[Entries with figure data]
● ● ●

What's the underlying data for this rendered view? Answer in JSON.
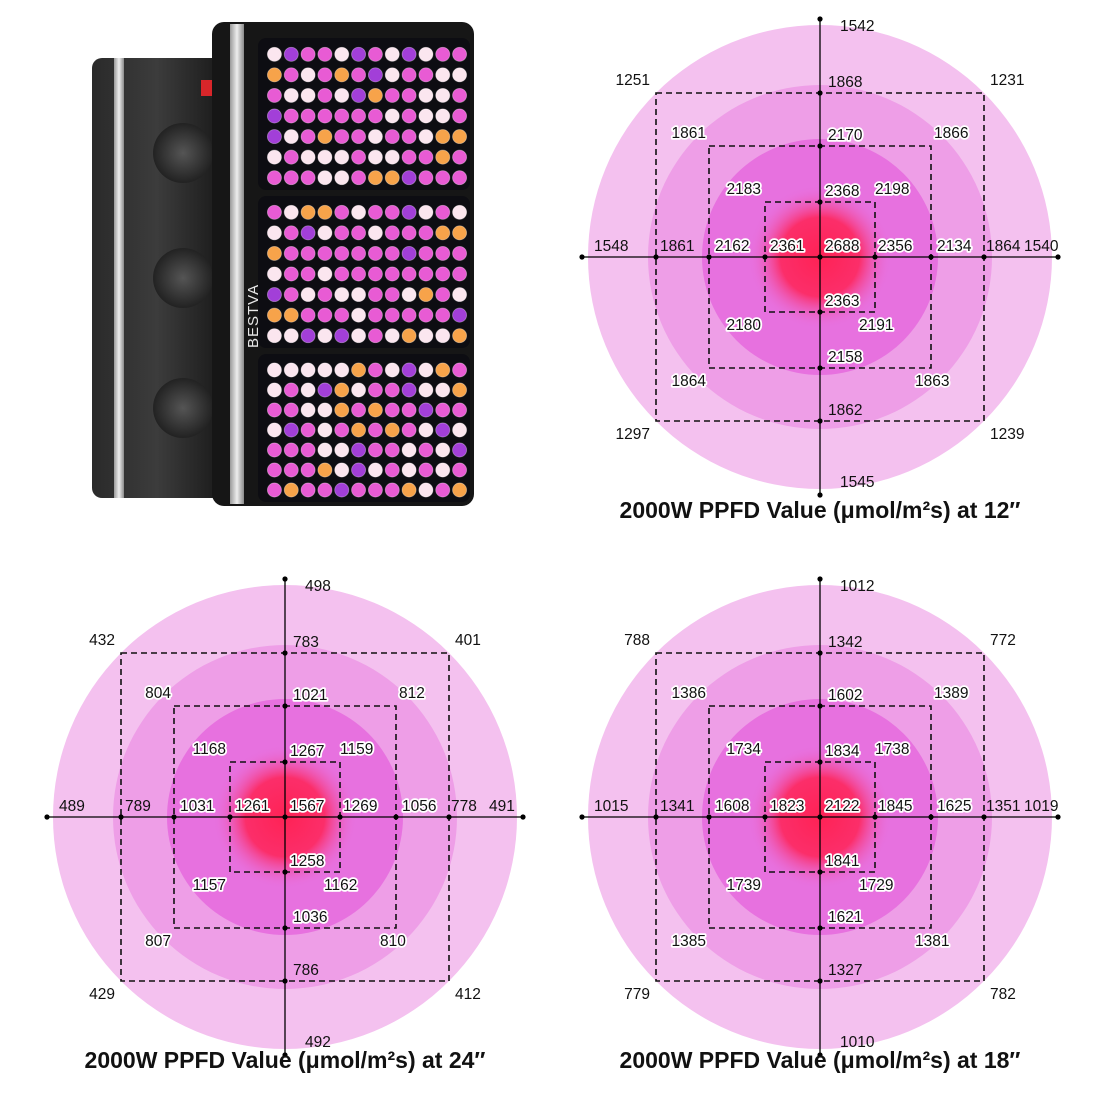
{
  "product": {
    "brand": "BESTVA",
    "colors": {
      "housing": "#1b1b1b",
      "led_pink": "#e85bd4",
      "led_white": "#fbe6ef",
      "led_warm": "#f7a34a",
      "led_purple": "#a23fd8"
    }
  },
  "colors": {
    "ring_outer": "#f4c1ef",
    "ring_mid": "#ee9ee7",
    "ring_inner": "#e771df",
    "center_glow": "#ff2255",
    "axis": "#000000"
  },
  "charts": [
    {
      "id": "12in",
      "title": "2000W PPFD Value (μmol/m²s) at 12″",
      "values": {
        "top": "1542",
        "bottom": "1545",
        "left": "1548",
        "right": "1540",
        "outer_tl": "1251",
        "outer_tr": "1231",
        "outer_bl": "1297",
        "outer_br": "1239",
        "outer_top": "1868",
        "outer_bottom": "1862",
        "outer_left": "1861",
        "outer_right": "1864",
        "mid_tl": "1861",
        "mid_tr": "1866",
        "mid_bl": "1864",
        "mid_br": "1863",
        "mid_top": "2170",
        "mid_bottom": "2158",
        "mid_left": "2162",
        "mid_right": "2134",
        "inner_tl": "2183",
        "inner_tr": "2198",
        "inner_bl": "2180",
        "inner_br": "2191",
        "inner_top": "2368",
        "inner_bottom": "2363",
        "inner_left": "2361",
        "inner_right": "2356",
        "center": "2688"
      }
    },
    {
      "id": "24in",
      "title": "2000W PPFD Value (μmol/m²s) at 24″",
      "values": {
        "top": "498",
        "bottom": "492",
        "left": "489",
        "right": "491",
        "outer_tl": "432",
        "outer_tr": "401",
        "outer_bl": "429",
        "outer_br": "412",
        "outer_top": "783",
        "outer_bottom": "786",
        "outer_left": "789",
        "outer_right": "778",
        "mid_tl": "804",
        "mid_tr": "812",
        "mid_bl": "807",
        "mid_br": "810",
        "mid_top": "1021",
        "mid_bottom": "1036",
        "mid_left": "1031",
        "mid_right": "1056",
        "inner_tl": "1168",
        "inner_tr": "1159",
        "inner_bl": "1157",
        "inner_br": "1162",
        "inner_top": "1267",
        "inner_bottom": "1258",
        "inner_left": "1261",
        "inner_right": "1269",
        "center": "1567"
      }
    },
    {
      "id": "18in",
      "title": "2000W PPFD Value (μmol/m²s) at 18″",
      "values": {
        "top": "1012",
        "bottom": "1010",
        "left": "1015",
        "right": "1019",
        "outer_tl": "788",
        "outer_tr": "772",
        "outer_bl": "779",
        "outer_br": "782",
        "outer_top": "1342",
        "outer_bottom": "1327",
        "outer_left": "1341",
        "outer_right": "1351",
        "mid_tl": "1386",
        "mid_tr": "1389",
        "mid_bl": "1385",
        "mid_br": "1381",
        "mid_top": "1602",
        "mid_bottom": "1621",
        "mid_left": "1608",
        "mid_right": "1625",
        "inner_tl": "1734",
        "inner_tr": "1738",
        "inner_bl": "1739",
        "inner_br": "1729",
        "inner_top": "1834",
        "inner_bottom": "1841",
        "inner_left": "1823",
        "inner_right": "1845",
        "center": "2122"
      }
    }
  ]
}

● ● ●

Pick out every line with the string "PPFD" and copy it.

      "title": "2000W PPFD Value (μmol/m²s) at 12″",
      "title": "2000W PPFD Value (μmol/m²s) at 24″",
      "title": "2000W PPFD Value (μmol/m²s) at 18″",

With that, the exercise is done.